The request: Without the pictures, return each record as it appears.

-- -- --

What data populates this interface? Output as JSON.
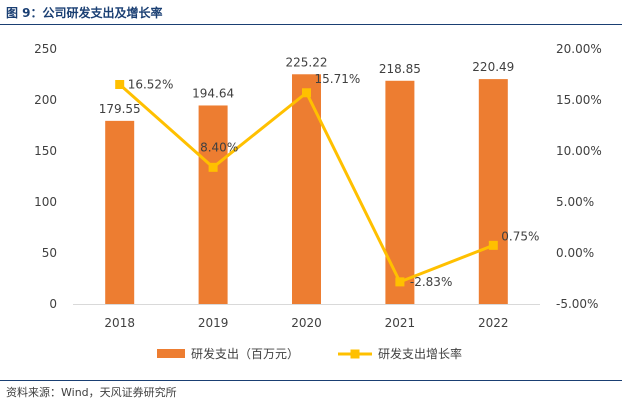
{
  "header": {
    "title": "图 9：公司研发支出及增长率"
  },
  "footer": {
    "source": "资料来源：Wind，天风证券研究所"
  },
  "colors": {
    "bar": "#ED7D31",
    "line": "#FFC000",
    "text": "#404040",
    "title": "#1A3F73"
  },
  "chart_data": {
    "type": "bar+line",
    "categories": [
      "2018",
      "2019",
      "2020",
      "2021",
      "2022"
    ],
    "series": [
      {
        "name": "研发支出（百万元）",
        "type": "bar",
        "axis": "left",
        "values": [
          179.55,
          194.64,
          225.22,
          218.85,
          220.49
        ],
        "labels": [
          "179.55",
          "194.64",
          "225.22",
          "218.85",
          "220.49"
        ]
      },
      {
        "name": "研发支出增长率",
        "type": "line",
        "axis": "right",
        "values": [
          16.52,
          8.4,
          15.71,
          -2.83,
          0.75
        ],
        "labels": [
          "16.52%",
          "8.40%",
          "15.71%",
          "-2.83%",
          "0.75%"
        ]
      }
    ],
    "y_left": {
      "min": 0,
      "max": 250,
      "ticks": [
        "0",
        "50",
        "100",
        "150",
        "200",
        "250"
      ]
    },
    "y_right": {
      "min": -5,
      "max": 20,
      "ticks": [
        "-5.00%",
        "0.00%",
        "5.00%",
        "10.00%",
        "15.00%",
        "20.00%"
      ]
    },
    "legend_position": "bottom",
    "grid": false
  }
}
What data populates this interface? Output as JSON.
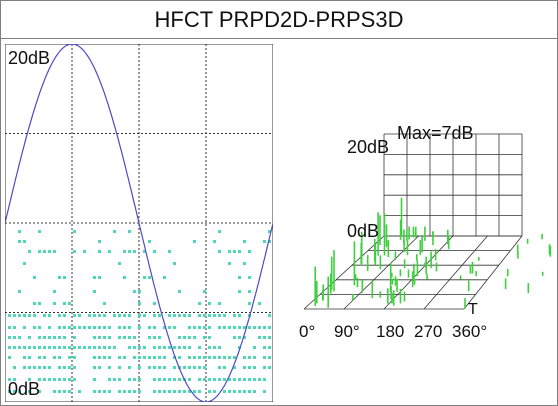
{
  "window": {
    "title": "HFCT PRPD2D-PRPS3D"
  },
  "prpd": {
    "top_label": "20dB",
    "bottom_label": "0dB",
    "colors": {
      "grid": "#333333",
      "sine": "#4b4bc8",
      "dots": "#4fd8b8"
    }
  },
  "prps": {
    "max_label": "Max=7dB",
    "z_top_label": "20dB",
    "z_bottom_label": "0dB",
    "phase_ticks": [
      "0°",
      "90°",
      "180",
      "270",
      "360°"
    ],
    "time_label": "T",
    "colors": {
      "grid": "#333333",
      "bars": "#3fcf3f"
    }
  }
}
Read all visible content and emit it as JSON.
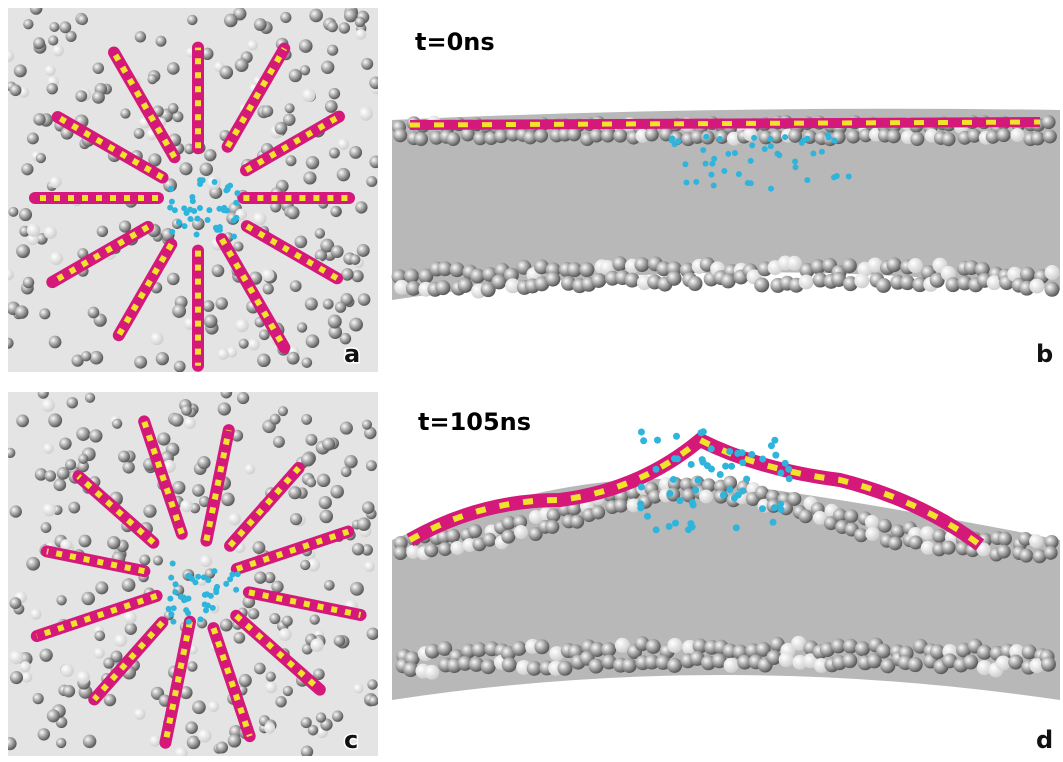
{
  "panels": {
    "a": {
      "label": "a"
    },
    "b": {
      "label": "b",
      "time": "t=0ns"
    },
    "c": {
      "label": "c"
    },
    "d": {
      "label": "d",
      "time": "t=105ns"
    }
  }
}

-- -- --

Reply:
What data populates this interface? Output as JSON.
{
  "header": {
    "title": "图 9：公司研发支出及增长率"
  },
  "footer": {
    "source": "资料来源：Wind，天风证券研究所"
  },
  "colors": {
    "bar": "#ED7D31",
    "line": "#FFC000",
    "text": "#404040",
    "title": "#1A3F73"
  },
  "chart_data": {
    "type": "bar+line",
    "categories": [
      "2018",
      "2019",
      "2020",
      "2021",
      "2022"
    ],
    "series": [
      {
        "name": "研发支出（百万元）",
        "type": "bar",
        "axis": "left",
        "values": [
          179.55,
          194.64,
          225.22,
          218.85,
          220.49
        ],
        "labels": [
          "179.55",
          "194.64",
          "225.22",
          "218.85",
          "220.49"
        ]
      },
      {
        "name": "研发支出增长率",
        "type": "line",
        "axis": "right",
        "values": [
          16.52,
          8.4,
          15.71,
          -2.83,
          0.75
        ],
        "labels": [
          "16.52%",
          "8.40%",
          "15.71%",
          "-2.83%",
          "0.75%"
        ]
      }
    ],
    "y_left": {
      "min": 0,
      "max": 250,
      "ticks": [
        "0",
        "50",
        "100",
        "150",
        "200",
        "250"
      ]
    },
    "y_right": {
      "min": -5,
      "max": 20,
      "ticks": [
        "-5.00%",
        "0.00%",
        "5.00%",
        "10.00%",
        "15.00%",
        "20.00%"
      ]
    },
    "legend_position": "bottom",
    "grid": false
  }
}
What data populates this interface? Output as JSON.
{
  "window": {
    "title": "HFCT PRPD2D-PRPS3D"
  },
  "prpd": {
    "top_label": "20dB",
    "bottom_label": "0dB",
    "colors": {
      "grid": "#333333",
      "sine": "#4b4bc8",
      "dots": "#4fd8b8"
    }
  },
  "prps": {
    "max_label": "Max=7dB",
    "z_top_label": "20dB",
    "z_bottom_label": "0dB",
    "phase_ticks": [
      "0°",
      "90°",
      "180",
      "270",
      "360°"
    ],
    "time_label": "T",
    "colors": {
      "grid": "#333333",
      "bars": "#3fcf3f"
    }
  }
}
Read all visible content and emit it as JSON.
{
  "panels": {
    "a": {
      "label": "a"
    },
    "b": {
      "label": "b",
      "time": "t=0ns"
    },
    "c": {
      "label": "c"
    },
    "d": {
      "label": "d",
      "time": "t=105ns"
    }
  }
}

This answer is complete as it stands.